Write out every single entry exactly.
>> Start Records for the exercise
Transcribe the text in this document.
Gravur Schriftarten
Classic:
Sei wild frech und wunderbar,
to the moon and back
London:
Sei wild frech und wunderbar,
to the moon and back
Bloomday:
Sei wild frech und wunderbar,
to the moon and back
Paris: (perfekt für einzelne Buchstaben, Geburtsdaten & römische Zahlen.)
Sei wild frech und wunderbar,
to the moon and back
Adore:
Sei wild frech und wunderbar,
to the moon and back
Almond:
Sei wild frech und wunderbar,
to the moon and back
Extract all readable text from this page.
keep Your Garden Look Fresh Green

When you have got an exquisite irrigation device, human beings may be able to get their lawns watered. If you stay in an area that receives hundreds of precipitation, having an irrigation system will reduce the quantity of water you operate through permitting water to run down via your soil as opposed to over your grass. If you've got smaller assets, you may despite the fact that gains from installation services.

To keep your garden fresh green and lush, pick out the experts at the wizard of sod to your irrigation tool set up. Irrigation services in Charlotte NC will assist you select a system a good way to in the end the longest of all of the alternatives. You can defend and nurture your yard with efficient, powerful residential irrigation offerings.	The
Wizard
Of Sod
>> End Records for the exercise
Task output:
Transcribe the text in this document.
Gravur Schriftarten
Classic:
Sei wild frech und wunderbar,
to the moon and back
London:
Sei wild frech und wunderbar,
to the moon and back
Bloomday:
Sei wild frech und wunderbar,
to the moon and back
Paris: (perfekt für einzelne Buchstaben, Geburtsdaten & römische Zahlen.)
Sei wild frech und wunderbar,
to the moon and back
Adore:
Sei wild frech und wunderbar,
to the moon and back
Almond:
Sei wild frech und wunderbar,
to the moon and back
Extract all readable text from this page.
keep Your Garden Look Fresh Green

When you have got an exquisite irrigation device, human beings may be able to get their lawns watered. If you stay in an area that receives hundreds of precipitation, having an irrigation system will reduce the quantity of water you operate through permitting water to run down via your soil as opposed to over your grass. If you've got smaller assets, you may despite the fact that gains from installation services.

To keep your garden fresh green and lush, pick out the experts at the wizard of sod to your irrigation tool set up. Irrigation services in Charlotte NC will assist you select a system a good way to in the end the longest of all of the alternatives. You can defend and nurture your yard with efficient, powerful residential irrigation offerings.	The
Wizard
Of Sod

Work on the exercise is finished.